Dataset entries

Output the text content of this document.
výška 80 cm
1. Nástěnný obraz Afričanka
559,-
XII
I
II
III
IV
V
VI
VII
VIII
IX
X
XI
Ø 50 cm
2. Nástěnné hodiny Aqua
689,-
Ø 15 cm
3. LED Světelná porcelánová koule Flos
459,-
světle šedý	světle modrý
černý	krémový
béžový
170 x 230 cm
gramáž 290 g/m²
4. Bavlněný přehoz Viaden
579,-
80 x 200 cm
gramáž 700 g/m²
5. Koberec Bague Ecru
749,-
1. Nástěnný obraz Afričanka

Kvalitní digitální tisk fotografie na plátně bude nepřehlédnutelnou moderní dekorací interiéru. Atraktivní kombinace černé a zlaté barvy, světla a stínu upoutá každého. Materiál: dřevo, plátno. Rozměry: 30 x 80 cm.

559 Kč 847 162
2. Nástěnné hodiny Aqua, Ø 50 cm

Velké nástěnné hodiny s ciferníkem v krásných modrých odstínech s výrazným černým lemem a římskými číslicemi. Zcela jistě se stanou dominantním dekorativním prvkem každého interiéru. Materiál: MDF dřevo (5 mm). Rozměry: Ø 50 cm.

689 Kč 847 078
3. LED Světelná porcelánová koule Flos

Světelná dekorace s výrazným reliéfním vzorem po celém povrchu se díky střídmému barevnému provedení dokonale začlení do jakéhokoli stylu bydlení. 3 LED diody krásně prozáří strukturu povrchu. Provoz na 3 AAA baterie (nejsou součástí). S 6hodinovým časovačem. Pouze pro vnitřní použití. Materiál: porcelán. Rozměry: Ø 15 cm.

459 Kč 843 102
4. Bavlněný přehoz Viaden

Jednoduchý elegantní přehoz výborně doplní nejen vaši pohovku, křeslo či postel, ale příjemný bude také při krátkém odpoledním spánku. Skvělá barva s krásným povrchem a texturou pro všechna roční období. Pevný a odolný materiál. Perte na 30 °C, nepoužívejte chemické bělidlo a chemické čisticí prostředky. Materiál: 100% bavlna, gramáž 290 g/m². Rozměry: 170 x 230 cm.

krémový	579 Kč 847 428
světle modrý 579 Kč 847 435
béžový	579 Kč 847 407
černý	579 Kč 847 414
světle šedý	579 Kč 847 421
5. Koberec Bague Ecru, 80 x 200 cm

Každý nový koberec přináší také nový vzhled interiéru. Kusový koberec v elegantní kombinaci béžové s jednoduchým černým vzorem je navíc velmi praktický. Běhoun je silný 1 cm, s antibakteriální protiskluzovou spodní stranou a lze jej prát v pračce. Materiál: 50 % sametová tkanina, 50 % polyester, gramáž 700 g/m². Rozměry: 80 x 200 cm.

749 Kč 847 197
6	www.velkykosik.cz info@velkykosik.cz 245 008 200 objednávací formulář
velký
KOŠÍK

GOAL OF THE EXERCISE » Tell how many lines of the material above hold "interiéru", answering with a bare number.

OUTPUT » 3